WORK REQUIRED:
Present every line in which the string "along" appears.
— start RECORDS FOR THIS TASK —
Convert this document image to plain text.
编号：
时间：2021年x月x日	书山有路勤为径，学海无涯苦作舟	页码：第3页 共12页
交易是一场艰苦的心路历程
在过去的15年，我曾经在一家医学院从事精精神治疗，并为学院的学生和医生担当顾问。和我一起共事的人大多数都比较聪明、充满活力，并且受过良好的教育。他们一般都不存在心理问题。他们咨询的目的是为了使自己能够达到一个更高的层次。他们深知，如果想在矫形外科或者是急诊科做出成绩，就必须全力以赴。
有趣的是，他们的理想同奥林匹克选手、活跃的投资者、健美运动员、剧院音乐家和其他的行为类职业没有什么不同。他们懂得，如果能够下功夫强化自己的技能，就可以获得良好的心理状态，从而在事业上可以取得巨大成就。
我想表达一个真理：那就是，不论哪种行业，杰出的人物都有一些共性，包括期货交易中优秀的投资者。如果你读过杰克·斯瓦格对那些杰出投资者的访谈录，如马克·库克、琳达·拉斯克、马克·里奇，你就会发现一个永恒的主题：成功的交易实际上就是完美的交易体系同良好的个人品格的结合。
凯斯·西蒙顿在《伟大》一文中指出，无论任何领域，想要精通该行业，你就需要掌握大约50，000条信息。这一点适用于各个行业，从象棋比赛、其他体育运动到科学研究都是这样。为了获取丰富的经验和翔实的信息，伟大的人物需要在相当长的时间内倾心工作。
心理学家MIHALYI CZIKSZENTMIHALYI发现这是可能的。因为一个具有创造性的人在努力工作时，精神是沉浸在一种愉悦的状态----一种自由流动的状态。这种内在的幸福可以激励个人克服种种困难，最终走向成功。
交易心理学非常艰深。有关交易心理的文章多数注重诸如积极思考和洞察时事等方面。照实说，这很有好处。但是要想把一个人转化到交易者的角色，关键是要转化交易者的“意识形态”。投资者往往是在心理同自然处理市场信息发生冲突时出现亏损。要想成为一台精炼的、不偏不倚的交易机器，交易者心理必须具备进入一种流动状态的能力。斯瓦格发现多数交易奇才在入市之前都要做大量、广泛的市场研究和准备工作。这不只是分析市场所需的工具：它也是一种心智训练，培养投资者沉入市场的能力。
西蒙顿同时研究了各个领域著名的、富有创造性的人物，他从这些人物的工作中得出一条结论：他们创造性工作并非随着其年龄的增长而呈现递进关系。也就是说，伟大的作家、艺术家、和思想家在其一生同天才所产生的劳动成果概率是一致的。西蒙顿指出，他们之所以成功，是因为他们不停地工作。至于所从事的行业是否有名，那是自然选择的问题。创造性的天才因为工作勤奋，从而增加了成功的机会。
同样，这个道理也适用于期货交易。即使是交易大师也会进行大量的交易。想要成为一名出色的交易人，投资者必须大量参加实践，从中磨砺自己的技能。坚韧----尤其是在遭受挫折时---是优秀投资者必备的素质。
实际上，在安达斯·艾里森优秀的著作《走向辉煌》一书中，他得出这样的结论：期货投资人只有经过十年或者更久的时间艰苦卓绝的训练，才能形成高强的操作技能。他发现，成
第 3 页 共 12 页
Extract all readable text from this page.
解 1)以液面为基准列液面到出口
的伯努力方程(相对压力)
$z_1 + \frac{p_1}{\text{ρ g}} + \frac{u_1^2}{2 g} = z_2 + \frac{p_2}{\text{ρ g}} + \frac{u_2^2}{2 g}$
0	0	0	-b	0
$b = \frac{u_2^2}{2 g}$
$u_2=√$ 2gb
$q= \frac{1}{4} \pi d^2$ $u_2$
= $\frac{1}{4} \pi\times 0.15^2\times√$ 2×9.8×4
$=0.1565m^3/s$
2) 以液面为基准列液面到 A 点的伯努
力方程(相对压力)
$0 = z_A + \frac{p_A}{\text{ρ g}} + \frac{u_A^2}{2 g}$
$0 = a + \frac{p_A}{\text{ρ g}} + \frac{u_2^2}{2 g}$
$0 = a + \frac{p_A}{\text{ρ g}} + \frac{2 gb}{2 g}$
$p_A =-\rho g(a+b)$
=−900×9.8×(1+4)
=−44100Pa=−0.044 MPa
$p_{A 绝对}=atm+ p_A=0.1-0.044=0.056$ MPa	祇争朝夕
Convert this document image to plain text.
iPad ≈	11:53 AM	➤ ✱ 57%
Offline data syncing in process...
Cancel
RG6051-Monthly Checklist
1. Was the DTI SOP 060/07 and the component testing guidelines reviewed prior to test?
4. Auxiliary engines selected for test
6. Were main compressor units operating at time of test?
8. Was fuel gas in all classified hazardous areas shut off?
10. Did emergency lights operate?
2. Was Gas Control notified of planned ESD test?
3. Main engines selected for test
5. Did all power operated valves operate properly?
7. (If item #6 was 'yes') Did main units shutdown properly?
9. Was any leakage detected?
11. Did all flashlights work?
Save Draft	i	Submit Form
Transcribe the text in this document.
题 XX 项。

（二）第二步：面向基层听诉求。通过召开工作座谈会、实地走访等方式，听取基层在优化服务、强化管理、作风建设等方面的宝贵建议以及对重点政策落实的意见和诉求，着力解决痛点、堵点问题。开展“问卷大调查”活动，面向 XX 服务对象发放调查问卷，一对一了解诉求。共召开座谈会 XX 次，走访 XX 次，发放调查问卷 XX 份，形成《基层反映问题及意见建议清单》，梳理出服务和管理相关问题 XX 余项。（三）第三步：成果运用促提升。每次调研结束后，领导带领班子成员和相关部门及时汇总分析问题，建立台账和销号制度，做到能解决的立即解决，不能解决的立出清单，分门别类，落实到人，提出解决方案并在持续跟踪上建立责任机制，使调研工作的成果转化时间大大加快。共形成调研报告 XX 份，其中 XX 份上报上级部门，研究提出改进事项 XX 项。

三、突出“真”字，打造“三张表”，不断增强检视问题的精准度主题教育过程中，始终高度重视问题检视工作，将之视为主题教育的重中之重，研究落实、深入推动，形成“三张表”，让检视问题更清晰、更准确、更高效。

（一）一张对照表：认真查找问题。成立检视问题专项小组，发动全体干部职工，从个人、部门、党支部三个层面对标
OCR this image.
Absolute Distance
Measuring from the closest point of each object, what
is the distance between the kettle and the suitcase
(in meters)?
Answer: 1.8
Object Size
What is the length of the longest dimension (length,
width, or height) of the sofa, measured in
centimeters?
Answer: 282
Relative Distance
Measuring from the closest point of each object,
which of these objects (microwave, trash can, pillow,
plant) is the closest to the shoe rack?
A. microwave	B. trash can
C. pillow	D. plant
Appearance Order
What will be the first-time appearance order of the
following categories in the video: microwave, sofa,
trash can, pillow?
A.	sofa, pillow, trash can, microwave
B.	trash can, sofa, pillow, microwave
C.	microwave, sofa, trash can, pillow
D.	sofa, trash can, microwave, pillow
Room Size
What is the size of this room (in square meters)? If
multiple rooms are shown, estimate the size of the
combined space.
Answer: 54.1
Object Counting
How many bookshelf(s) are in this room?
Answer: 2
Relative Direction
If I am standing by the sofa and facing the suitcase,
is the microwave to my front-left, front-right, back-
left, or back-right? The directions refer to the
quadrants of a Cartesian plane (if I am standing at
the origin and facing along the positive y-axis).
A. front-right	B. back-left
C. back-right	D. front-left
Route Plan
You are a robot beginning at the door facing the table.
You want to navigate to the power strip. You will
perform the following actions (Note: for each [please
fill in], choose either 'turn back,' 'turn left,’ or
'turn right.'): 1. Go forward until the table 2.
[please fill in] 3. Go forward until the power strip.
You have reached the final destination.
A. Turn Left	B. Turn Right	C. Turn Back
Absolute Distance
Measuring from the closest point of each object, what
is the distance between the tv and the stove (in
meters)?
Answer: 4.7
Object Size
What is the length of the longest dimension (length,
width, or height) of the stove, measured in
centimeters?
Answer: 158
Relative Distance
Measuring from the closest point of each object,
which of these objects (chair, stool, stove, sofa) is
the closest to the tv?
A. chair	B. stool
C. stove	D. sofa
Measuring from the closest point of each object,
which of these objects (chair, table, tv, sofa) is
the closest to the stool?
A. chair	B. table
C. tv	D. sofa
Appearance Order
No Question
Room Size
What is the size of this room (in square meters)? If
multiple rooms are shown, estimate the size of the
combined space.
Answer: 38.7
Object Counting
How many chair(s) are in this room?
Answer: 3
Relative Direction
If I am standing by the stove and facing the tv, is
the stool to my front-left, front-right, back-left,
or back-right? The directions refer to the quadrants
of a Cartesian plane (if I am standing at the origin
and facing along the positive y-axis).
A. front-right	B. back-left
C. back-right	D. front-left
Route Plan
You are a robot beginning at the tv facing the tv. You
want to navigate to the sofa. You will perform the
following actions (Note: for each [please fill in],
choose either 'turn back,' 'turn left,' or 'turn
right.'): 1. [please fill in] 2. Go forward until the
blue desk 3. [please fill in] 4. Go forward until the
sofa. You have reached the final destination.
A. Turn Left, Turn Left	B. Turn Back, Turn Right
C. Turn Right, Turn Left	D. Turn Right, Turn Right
— end RECORDS FOR THIS TASK —
RESPONSE TO THE EXERCISE:
the origin and facing along the positive y-axis).
and facing along the positive y-axis).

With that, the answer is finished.